** BEGIN DATA **

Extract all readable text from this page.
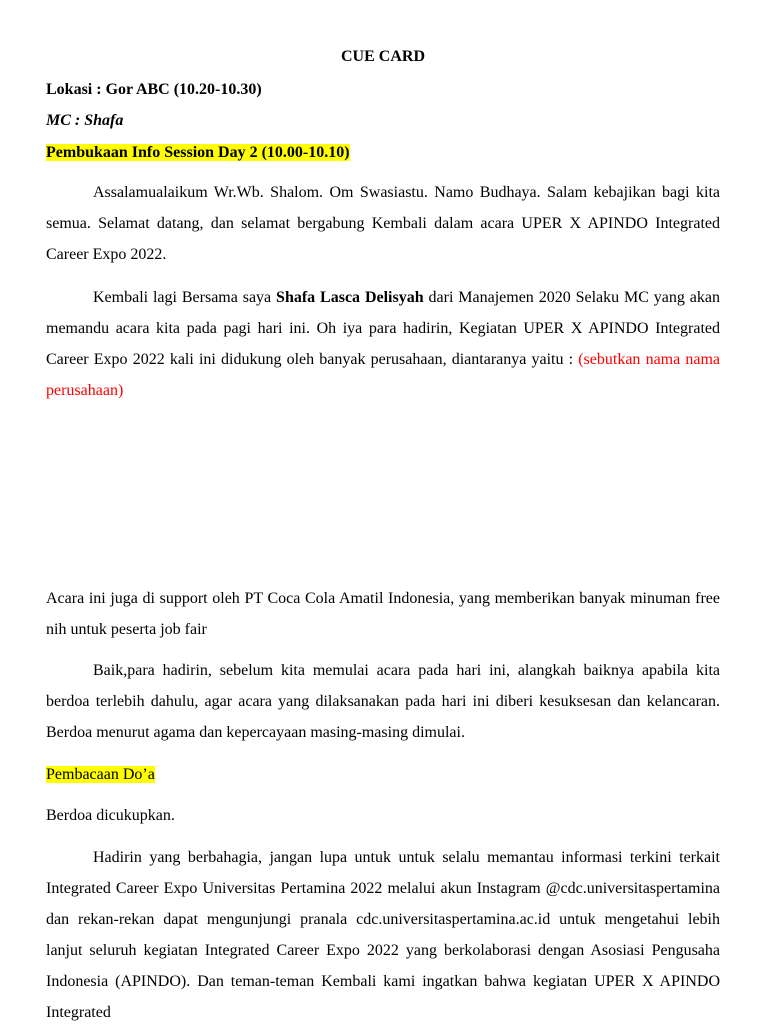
CUE CARD
Lokasi : Gor ABC (10.20-10.30)
MC : Shafa
Pembukaan Info Session Day 2 (10.00-10.10)
Assalamualaikum Wr.Wb. Shalom. Om Swasiastu. Namo Budhaya. Salam kebajikan bagi kita semua. Selamat datang, dan selamat bergabung Kembali dalam acara UPER X APINDO Integrated Career Expo 2022.
Kembali lagi Bersama saya Shafa Lasca Delisyah dari Manajemen 2020 Selaku MC yang akan memandu acara kita pada pagi hari ini. Oh iya para hadirin, Kegiatan UPER X APINDO Integrated Career Expo 2022 kali ini didukung oleh banyak perusahaan, diantaranya yaitu : (sebutkan nama nama perusahaan)
Acara ini juga di support oleh PT Coca Cola Amatil Indonesia, yang memberikan banyak minuman free nih untuk peserta job fair
Baik,para hadirin, sebelum kita memulai acara pada hari ini, alangkah baiknya apabila kita berdoa terlebih dahulu, agar acara yang dilaksanakan pada hari ini diberi kesuksesan dan kelancaran. Berdoa menurut agama dan kepercayaan masing-masing dimulai.
Pembacaan Do’a
Berdoa dicukupkan.
Hadirin yang berbahagia, jangan lupa untuk untuk selalu memantau informasi terkini terkait Integrated Career Expo Universitas Pertamina 2022 melalui akun Instagram @cdc.universitaspertamina dan rekan-rekan dapat mengunjungi pranala cdc.universitaspertamina.ac.id untuk mengetahui lebih lanjut seluruh kegiatan Integrated Career Expo 2022 yang berkolaborasi dengan Asosiasi Pengusaha Indonesia (APINDO). Dan teman-teman Kembali kami ingatkan bahwa kegiatan UPER X APINDO Integrated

** END DATA **

PROBLEM DESCRIPTION
Pick out every line above that contains the word "hari" and copy it.

RESULT OF THIS EXERCISE
Kembali lagi Bersama saya Shafa Lasca Delisyah dari Manajemen 2020 Selaku MC yang akan memandu acara kita pada pagi hari ini. Oh iya para hadirin, Kegiatan UPER X APINDO Integrated Career Expo 2022 kali ini didukung oleh banyak perusahaan, diantaranya yaitu : (sebutkan nama nama perusahaan)
Baik,para hadirin, sebelum kita memulai acara pada hari ini, alangkah baiknya apabila kita berdoa terlebih dahulu, agar acara yang dilaksanakan pada hari ini diberi kesuksesan dan kelancaran. Berdoa menurut agama dan kepercayaan masing-masing dimulai.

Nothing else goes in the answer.